• Aim: Go through the entries one line at a time, and gather every line that has the word "IBDGs".

┌─ Supplied data

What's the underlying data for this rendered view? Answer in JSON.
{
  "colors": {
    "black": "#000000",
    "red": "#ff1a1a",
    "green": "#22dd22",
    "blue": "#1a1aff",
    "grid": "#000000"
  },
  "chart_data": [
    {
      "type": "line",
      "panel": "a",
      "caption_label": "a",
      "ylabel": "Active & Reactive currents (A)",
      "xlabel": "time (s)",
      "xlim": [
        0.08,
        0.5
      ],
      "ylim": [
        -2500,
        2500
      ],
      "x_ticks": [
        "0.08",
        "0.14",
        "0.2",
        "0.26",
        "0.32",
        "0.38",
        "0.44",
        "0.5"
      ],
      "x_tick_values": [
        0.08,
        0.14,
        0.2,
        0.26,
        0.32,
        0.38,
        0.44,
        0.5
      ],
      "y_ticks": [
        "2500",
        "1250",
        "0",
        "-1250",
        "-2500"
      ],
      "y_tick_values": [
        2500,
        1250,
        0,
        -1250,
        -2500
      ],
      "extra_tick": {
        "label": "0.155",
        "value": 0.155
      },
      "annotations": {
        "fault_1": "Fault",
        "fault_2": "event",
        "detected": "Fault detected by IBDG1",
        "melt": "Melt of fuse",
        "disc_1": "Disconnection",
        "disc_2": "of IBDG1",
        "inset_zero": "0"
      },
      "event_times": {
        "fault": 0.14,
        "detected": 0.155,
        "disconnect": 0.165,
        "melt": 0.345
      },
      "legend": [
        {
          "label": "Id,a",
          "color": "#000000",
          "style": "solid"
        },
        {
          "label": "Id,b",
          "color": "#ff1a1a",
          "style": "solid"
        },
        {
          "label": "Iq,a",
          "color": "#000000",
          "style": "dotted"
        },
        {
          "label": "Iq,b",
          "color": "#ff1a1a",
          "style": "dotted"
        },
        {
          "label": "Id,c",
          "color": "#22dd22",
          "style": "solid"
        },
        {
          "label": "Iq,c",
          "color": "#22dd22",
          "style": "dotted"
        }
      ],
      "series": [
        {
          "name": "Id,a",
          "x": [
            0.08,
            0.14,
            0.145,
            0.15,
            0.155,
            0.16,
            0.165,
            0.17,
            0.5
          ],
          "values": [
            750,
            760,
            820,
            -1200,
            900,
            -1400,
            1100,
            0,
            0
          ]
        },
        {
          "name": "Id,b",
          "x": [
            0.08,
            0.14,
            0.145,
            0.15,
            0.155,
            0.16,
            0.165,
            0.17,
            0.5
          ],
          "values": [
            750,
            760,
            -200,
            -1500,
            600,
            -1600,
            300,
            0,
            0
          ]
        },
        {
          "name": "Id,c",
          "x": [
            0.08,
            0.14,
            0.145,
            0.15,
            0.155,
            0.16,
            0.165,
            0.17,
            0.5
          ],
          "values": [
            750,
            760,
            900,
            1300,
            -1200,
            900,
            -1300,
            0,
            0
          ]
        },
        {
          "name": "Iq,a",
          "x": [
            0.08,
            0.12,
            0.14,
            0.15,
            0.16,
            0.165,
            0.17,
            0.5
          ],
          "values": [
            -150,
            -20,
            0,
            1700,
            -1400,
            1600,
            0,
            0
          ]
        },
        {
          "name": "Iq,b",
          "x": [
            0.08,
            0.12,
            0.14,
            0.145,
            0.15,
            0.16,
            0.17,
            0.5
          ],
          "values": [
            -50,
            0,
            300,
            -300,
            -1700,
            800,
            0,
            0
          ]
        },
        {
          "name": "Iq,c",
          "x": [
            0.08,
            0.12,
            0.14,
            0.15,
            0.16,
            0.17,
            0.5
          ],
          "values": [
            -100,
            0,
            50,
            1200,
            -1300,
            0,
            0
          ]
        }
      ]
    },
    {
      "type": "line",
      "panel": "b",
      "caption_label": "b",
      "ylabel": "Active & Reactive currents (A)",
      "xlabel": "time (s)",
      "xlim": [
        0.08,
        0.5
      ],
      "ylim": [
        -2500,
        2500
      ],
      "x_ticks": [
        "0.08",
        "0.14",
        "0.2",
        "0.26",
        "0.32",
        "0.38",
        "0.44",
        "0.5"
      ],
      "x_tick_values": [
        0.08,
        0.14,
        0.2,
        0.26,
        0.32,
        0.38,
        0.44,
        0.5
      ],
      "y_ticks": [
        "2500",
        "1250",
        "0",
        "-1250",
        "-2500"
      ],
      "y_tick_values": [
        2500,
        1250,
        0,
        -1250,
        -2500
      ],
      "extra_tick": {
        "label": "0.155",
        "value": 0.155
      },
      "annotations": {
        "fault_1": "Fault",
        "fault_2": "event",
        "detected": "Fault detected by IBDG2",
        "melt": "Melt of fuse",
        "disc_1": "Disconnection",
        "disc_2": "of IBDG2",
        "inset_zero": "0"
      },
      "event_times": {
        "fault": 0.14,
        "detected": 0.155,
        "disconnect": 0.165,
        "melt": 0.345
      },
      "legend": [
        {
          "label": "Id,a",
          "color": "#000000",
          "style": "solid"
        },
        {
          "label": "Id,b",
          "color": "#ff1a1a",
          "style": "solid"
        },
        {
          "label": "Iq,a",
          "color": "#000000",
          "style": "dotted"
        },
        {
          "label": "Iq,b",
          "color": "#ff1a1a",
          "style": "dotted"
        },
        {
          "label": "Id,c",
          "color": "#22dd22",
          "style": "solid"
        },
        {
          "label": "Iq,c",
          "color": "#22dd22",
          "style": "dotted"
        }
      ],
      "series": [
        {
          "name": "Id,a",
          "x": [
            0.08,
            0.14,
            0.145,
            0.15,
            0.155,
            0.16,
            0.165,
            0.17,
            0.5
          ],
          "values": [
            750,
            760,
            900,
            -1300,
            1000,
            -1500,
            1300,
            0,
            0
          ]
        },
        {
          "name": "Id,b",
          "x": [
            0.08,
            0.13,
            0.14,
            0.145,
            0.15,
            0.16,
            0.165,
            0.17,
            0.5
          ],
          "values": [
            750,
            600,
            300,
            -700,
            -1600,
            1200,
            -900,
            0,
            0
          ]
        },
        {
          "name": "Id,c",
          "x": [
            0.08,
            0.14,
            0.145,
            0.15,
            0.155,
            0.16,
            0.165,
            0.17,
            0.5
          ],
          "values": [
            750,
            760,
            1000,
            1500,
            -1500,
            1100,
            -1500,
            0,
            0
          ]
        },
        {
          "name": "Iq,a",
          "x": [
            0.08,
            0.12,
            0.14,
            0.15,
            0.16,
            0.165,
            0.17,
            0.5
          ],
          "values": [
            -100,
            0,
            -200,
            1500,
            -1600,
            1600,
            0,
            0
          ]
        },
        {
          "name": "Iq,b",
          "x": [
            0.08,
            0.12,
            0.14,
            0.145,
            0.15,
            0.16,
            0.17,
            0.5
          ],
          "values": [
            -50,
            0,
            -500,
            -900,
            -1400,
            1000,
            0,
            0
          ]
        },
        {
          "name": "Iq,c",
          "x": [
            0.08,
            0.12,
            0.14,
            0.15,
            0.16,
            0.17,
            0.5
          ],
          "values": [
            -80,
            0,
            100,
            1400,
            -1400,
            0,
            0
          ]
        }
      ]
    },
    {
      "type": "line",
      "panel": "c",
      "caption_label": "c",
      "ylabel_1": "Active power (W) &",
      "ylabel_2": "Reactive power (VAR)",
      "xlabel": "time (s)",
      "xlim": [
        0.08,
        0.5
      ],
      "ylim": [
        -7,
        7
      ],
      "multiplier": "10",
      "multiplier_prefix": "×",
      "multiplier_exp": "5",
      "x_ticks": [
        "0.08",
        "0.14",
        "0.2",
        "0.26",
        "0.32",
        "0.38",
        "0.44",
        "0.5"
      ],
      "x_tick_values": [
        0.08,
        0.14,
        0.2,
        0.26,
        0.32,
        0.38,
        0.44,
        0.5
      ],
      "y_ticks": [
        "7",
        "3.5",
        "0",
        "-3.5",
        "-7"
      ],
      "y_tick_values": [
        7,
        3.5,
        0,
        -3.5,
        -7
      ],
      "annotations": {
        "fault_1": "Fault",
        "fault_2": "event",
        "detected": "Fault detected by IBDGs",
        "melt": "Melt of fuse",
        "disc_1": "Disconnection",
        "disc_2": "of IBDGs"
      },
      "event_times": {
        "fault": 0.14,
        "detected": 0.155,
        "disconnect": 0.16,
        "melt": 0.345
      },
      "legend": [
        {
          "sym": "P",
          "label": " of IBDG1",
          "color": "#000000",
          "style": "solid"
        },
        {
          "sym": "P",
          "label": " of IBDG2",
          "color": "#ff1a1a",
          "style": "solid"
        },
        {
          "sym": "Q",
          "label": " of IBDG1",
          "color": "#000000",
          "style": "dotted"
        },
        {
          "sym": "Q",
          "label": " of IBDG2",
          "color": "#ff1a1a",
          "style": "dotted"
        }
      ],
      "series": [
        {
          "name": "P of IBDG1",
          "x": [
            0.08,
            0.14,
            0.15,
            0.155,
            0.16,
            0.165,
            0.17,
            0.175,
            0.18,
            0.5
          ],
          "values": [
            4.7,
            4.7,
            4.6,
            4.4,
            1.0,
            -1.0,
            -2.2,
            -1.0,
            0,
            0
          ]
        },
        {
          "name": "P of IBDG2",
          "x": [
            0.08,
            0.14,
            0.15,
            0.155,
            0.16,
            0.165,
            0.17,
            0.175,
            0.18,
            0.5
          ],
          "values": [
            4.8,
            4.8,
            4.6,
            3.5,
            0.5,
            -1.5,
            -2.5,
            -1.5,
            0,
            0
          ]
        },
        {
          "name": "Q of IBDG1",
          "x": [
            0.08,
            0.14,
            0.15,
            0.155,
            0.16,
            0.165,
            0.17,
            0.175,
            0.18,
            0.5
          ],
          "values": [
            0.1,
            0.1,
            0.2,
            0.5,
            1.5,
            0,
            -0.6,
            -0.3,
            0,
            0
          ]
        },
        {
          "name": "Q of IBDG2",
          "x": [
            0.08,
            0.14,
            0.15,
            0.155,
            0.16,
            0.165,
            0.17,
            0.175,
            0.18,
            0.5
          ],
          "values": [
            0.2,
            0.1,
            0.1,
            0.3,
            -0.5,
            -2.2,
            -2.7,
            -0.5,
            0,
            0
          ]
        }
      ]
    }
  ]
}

└─

• Completed exercise:
        "detected": "Fault detected by IBDGs",
        "disc_2": "of IBDGs"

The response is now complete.